> **Stated exercise**:
Output every line of the material exactly, omitting images.

> **Data for this exercise**:

-.-.-

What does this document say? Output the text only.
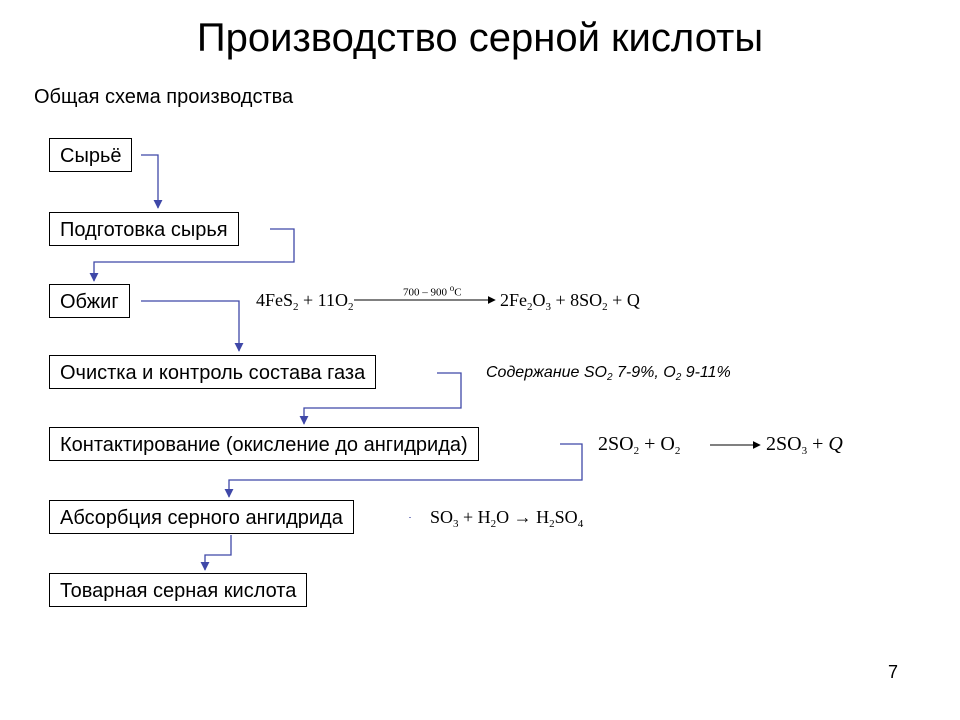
Производство серной кислоты
Общая схема производства
Сырьё
Подготовка сырья
Обжиг
Очистка и контроль состава газа
Контактирование (окисление до ангидрида)
Абсорбция серного ангидрида
Товарная серная кислота
$4FeS_2 + 11O_2$
700 – 900 $^o$C $2Fe_2O_3 + 8SO_2 + Q$
Содержание $SO_2$ 7-9%, $O_2$ 9-11%
$2SO_2 + O_2$	$2SO_3 + Q$
$SO_3 + H_2O \to H_2SO_4$
7
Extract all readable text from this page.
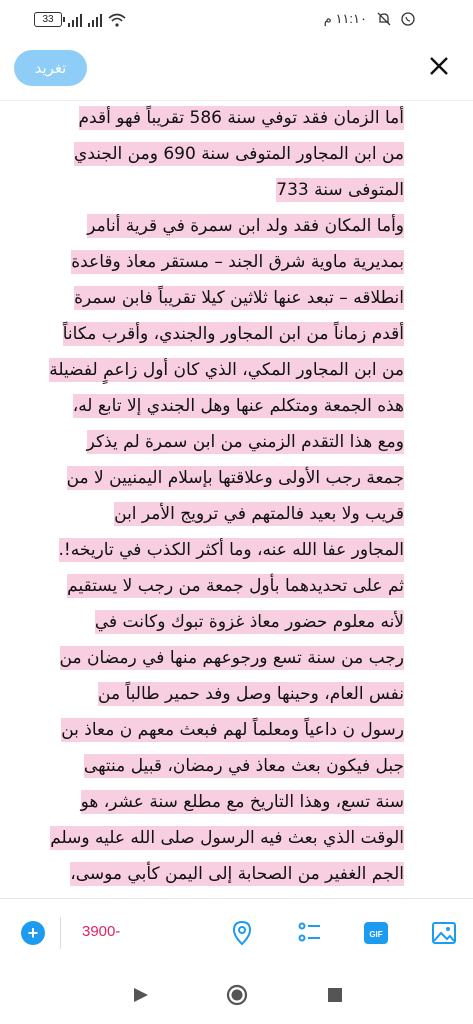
33	١١:١٠ م
تغريد
أما الزمان فقد توفي سنة 586 تقريباً فهو أقدم
من ابن المجاور المتوفى سنة 690 ومن الجندي
المتوفى سنة 733
وأما المكان فقد ولد ابن سمرة في قرية أنامر
بمديرية ماوية شرق الجند – مستقر معاذ وقاعدة
انطلاقه – تبعد عنها ثلاثين كيلا تقريباً فابن سمرة
أقدم زماناً من ابن المجاور والجندي، وأقرب مكاناً
من ابن المجاور المكي، الذي كان أول زاعمٍ لفضيلة
هذه الجمعة ومتكلم عنها وهل الجندي إلا تابع له،
ومع هذا التقدم الزمني من ابن سمرة لم يذكر
جمعة رجب الأولى وعلاقتها بإسلام اليمنيين لا من
قريب ولا بعيد فالمتهم في ترويج الأمر ابن
المجاور عفا الله عنه، وما أكثر الكذب في تاريخه!.
ثم على تحديدهما بأول جمعة من رجب لا يستقيم
لأنه معلوم حضور معاذ غزوة تبوك وكانت في
رجب من سنة تسع ورجوعهم منها في رمضان من
نفس العام، وحينها وصل وفد حمير طالباً من
رسول ن داعياً ومعلماً لهم فبعث معهم ن معاذ بن
جبل فيكون بعث معاذ في رمضان، قبيل منتهى
سنة تسع، وهذا التاريخ مع مطلع سنة عشر، هو
الوقت الذي بعث فيه الرسول صلى الله عليه وسلم
الجم الغفير من الصحابة إلى اليمن كأبي موسى،
+	3900-	GIF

-.-.-

> **Solution to the problem**:
What does this document say? Output the text only.
Производство серной кислоты
Общая схема производства
Сырьё
Подготовка сырья
Обжиг
Очистка и контроль состава газа
Контактирование (окисление до ангидрида)
Абсорбция серного ангидрида
Товарная серная кислота
$4FeS_2 + 11O_2$
700 – 900 $^o$C $2Fe_2O_3 + 8SO_2 + Q$
Содержание $SO_2$ 7-9%, $O_2$ 9-11%
$2SO_2 + O_2$	$2SO_3 + Q$
$SO_3 + H_2O \to H_2SO_4$
7
Extract all readable text from this page.
33	١١:١٠ م
تغريد
أما الزمان فقد توفي سنة 586 تقريباً فهو أقدم
من ابن المجاور المتوفى سنة 690 ومن الجندي
المتوفى سنة 733
وأما المكان فقد ولد ابن سمرة في قرية أنامر
بمديرية ماوية شرق الجند – مستقر معاذ وقاعدة
انطلاقه – تبعد عنها ثلاثين كيلا تقريباً فابن سمرة
أقدم زماناً من ابن المجاور والجندي، وأقرب مكاناً
من ابن المجاور المكي، الذي كان أول زاعمٍ لفضيلة
هذه الجمعة ومتكلم عنها وهل الجندي إلا تابع له،
ومع هذا التقدم الزمني من ابن سمرة لم يذكر
جمعة رجب الأولى وعلاقتها بإسلام اليمنيين لا من
قريب ولا بعيد فالمتهم في ترويج الأمر ابن
المجاور عفا الله عنه، وما أكثر الكذب في تاريخه!.
ثم على تحديدهما بأول جمعة من رجب لا يستقيم
لأنه معلوم حضور معاذ غزوة تبوك وكانت في
رجب من سنة تسع ورجوعهم منها في رمضان من
نفس العام، وحينها وصل وفد حمير طالباً من
رسول ن داعياً ومعلماً لهم فبعث معهم ن معاذ بن
جبل فيكون بعث معاذ في رمضان، قبيل منتهى
سنة تسع، وهذا التاريخ مع مطلع سنة عشر، هو
الوقت الذي بعث فيه الرسول صلى الله عليه وسلم
الجم الغفير من الصحابة إلى اليمن كأبي موسى،
+	3900-	GIF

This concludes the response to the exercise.